STATED TASK:
Include no pictures. Output exactly the lines from the one that contains "What does this" through the final line of the entries.
++++ GIVEN ENTRIES ++++
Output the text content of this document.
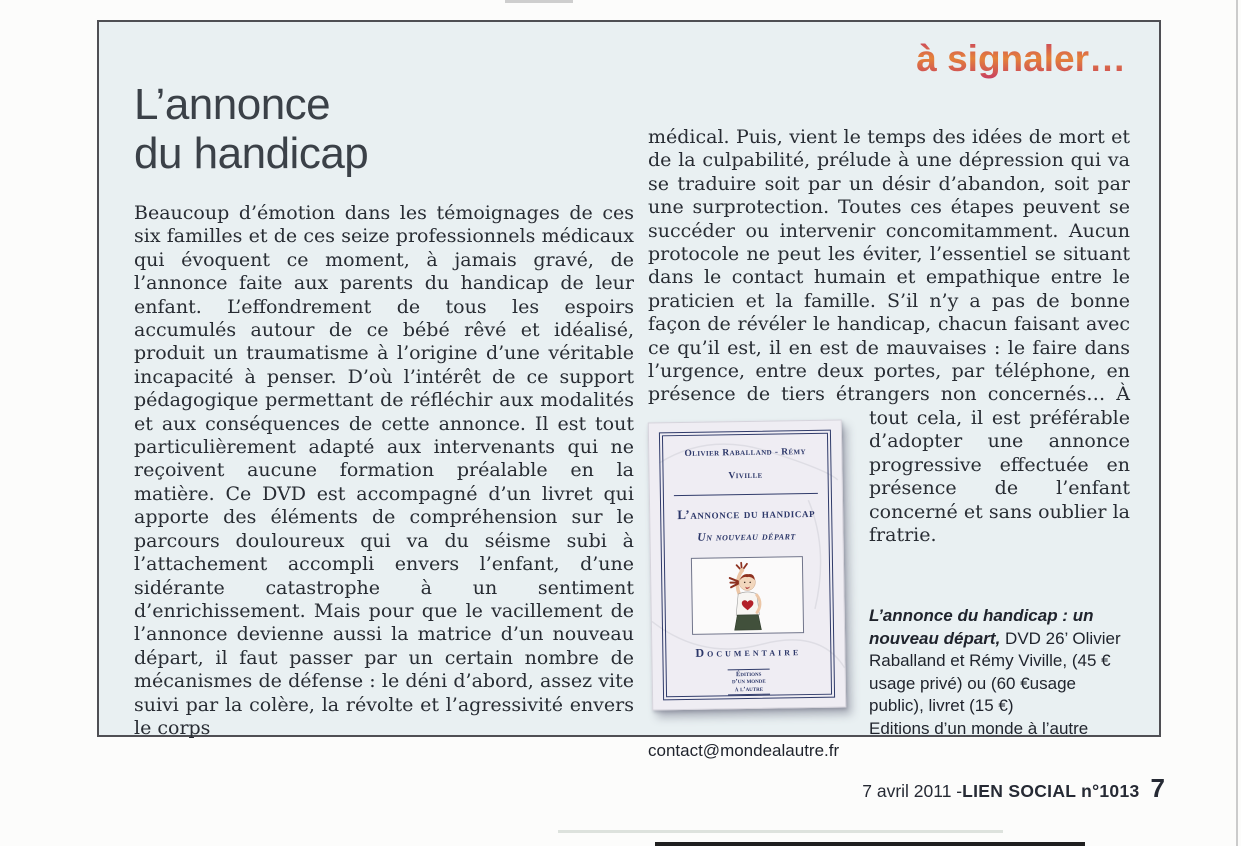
à signaler…
L’annonce
du handicap
Beaucoup d’émotion dans les témoignages de ces six familles et de ces seize professionnels médicaux qui évoquent ce moment, à jamais gravé, de l’annonce faite aux parents du handicap de leur enfant. L’effondrement de tous les espoirs accumulés autour de ce bébé rêvé et idéalisé, produit un traumatisme à l’origine d’une véritable incapacité à penser. D’où l’intérêt de ce support pédagogique permettant de réfléchir aux modalités et aux conséquences de cette annonce. Il est tout particulièrement adapté aux intervenants qui ne reçoivent aucune formation préalable en la matière. Ce DVD est accompagné d’un livret qui apporte des éléments de compréhension sur le parcours douloureux qui va du séisme subi à l’attachement accompli envers l’enfant, d’une sidérante catastrophe à un sentiment d’enrichissement. Mais pour que le vacillement de l’annonce devienne aussi la matrice d’un nouveau départ, il faut passer par un certain nombre de mécanismes de défense : le déni d’abord, assez vite suivi par la colère, la révolte et l’agressivité envers le corps
médical. Puis, vient le temps des idées de mort et de la culpabilité, prélude à une dépression qui va se traduire soit par un désir d’abandon, soit par une surprotection. Toutes ces étapes peuvent se succéder ou intervenir concomitamment. Aucun protocole ne peut les éviter, l’essentiel se situant dans le contact humain et empathique entre le praticien et la famille. S’il n’y a pas de bonne façon de révéler le handicap, chacun faisant avec ce qu’il est, il en est de mauvaises : le faire dans l’urgence, entre deux portes, par téléphone, en présence de tiers étrangers non concernés… À tout
Olivier Raballand - Rémy Viville
L’annonce du handicap
Un nouveau départ
Documentaire
Éditions
d’un monde
à l’autre
cela, il est préférable d’adopter une annonce progressive effectuée en présence de l’enfant concerné et sans oublier la fratrie.
L’annonce du handicap : un nouveau départ, DVD 26’ Olivier Raballand et Rémy Viville, (45 € usage privé) ou (60 €usage public), livret (15 €)
Editions d’un monde à l’autre
contact@mondealautre.fr
7 avril 2011 - LIEN SOCIAL n°1013 7
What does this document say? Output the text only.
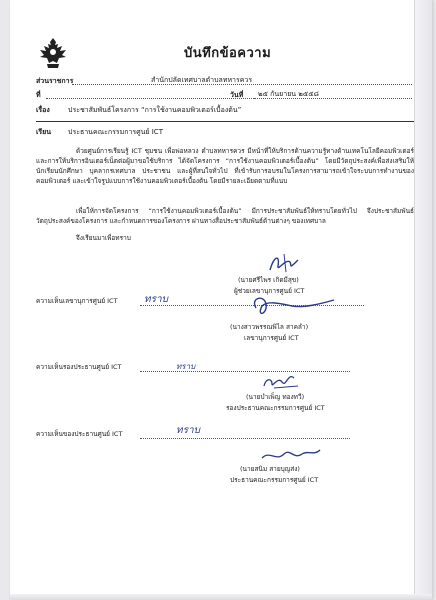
บันทึกข้อความ
ส่วนราชการ	สำนักปลัดเทศบาลตำบลทหารควร
ที่	วันที่ ๒๕ กันยายน ๒๕๕๘
เรื่อง	ประชาสัมพันธ์โครงการ “การใช้งานคอมพิวเตอร์เบื้องต้น”
เรียน ประธานคณะกรรมการศูนย์ ICT
ด้วยศูนย์การเรียนรู้ ICT ชุมชน เพื่อพ่อหลวง ตำบลทหารควร มีหน้าที่ให้บริการด้านความรู้ทางด้านเทคโนโลยีคอมพิวเตอร์ และการให้บริการอินเตอร์เน็ตต่อผู้มาขอใช้บริการ ได้จัดโครงการ “การใช้งานคอมพิวเตอร์เบื้องต้น” โดยมีวัตถุประสงค์เพื่อส่งเสริมให้นักเรียนนักศึกษา บุคลากรเทศบาล ประชาชน และผู้ที่สนใจทั่วไป ที่เข้ารับการอบรมในโครงการสามารถเข้าใจระบบการทำงานของคอมพิวเตอร์ และเข้าใจรูปแบบการใช้งานคอมพิวเตอร์เบื้องต้น โดยมีรายละเอียดตามที่แนบ
เพื่อให้การจัดโครงการ “การใช้งานคอมพิวเตอร์เบื้องต้น” มีการประชาสัมพันธ์ให้ทราบโดยทั่วไป จึงประชาสัมพันธ์วัตถุประสงค์ของโครงการ และกำหนดการของโครงการ ผ่านทางสื่อประชาสัมพันธ์ด้านต่างๆ ของเทศบาล
จึงเรียนมาเพื่อทราบ
(นายศรีไพร เกิดมีสุข)
ผู้ช่วยเลขานุการศูนย์ ICT
ความเห็นเลขานุการศูนย์ ICT	ทราบ
(นางสาวพรรณพิไล สาคลำ)
เลขานุการศูนย์ ICT
ความเห็นรองประธานศูนย์ ICT	ทราบ
(นายบำเพ็ญ ทองทวี)
รองประธานคณะกรรมการศูนย์ ICT
ความเห็นของประธานศูนย์ ICT	ทราบ
(นายสนิม สายบุญส่ง)
ประธานคณะกรรมการศูนย์ ICT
++++
TASK RESULT:
What does this document say? Output the text only.
บันทึกข้อความ
ส่วนราชการ	สำนักปลัดเทศบาลตำบลทหารควร
ที่	วันที่ ๒๕ กันยายน ๒๕๕๘
เรื่อง	ประชาสัมพันธ์โครงการ “การใช้งานคอมพิวเตอร์เบื้องต้น”
เรียน ประธานคณะกรรมการศูนย์ ICT
ด้วยศูนย์การเรียนรู้ ICT ชุมชน เพื่อพ่อหลวง ตำบลทหารควร มีหน้าที่ให้บริการด้านความรู้ทางด้านเทคโนโลยีคอมพิวเตอร์ และการให้บริการอินเตอร์เน็ตต่อผู้มาขอใช้บริการ ได้จัดโครงการ “การใช้งานคอมพิวเตอร์เบื้องต้น” โดยมีวัตถุประสงค์เพื่อส่งเสริมให้นักเรียนนักศึกษา บุคลากรเทศบาล ประชาชน และผู้ที่สนใจทั่วไป ที่เข้ารับการอบรมในโครงการสามารถเข้าใจระบบการทำงานของคอมพิวเตอร์ และเข้าใจรูปแบบการใช้งานคอมพิวเตอร์เบื้องต้น โดยมีรายละเอียดตามที่แนบ
เพื่อให้การจัดโครงการ “การใช้งานคอมพิวเตอร์เบื้องต้น” มีการประชาสัมพันธ์ให้ทราบโดยทั่วไป จึงประชาสัมพันธ์วัตถุประสงค์ของโครงการ และกำหนดการของโครงการ ผ่านทางสื่อประชาสัมพันธ์ด้านต่างๆ ของเทศบาล
จึงเรียนมาเพื่อทราบ
(นายศรีไพร เกิดมีสุข)
ผู้ช่วยเลขานุการศูนย์ ICT
ความเห็นเลขานุการศูนย์ ICT	ทราบ
(นางสาวพรรณพิไล สาคลำ)
เลขานุการศูนย์ ICT
ความเห็นรองประธานศูนย์ ICT	ทราบ
(นายบำเพ็ญ ทองทวี)
รองประธานคณะกรรมการศูนย์ ICT
ความเห็นของประธานศูนย์ ICT	ทราบ
(นายสนิม สายบุญส่ง)
ประธานคณะกรรมการศูนย์ ICT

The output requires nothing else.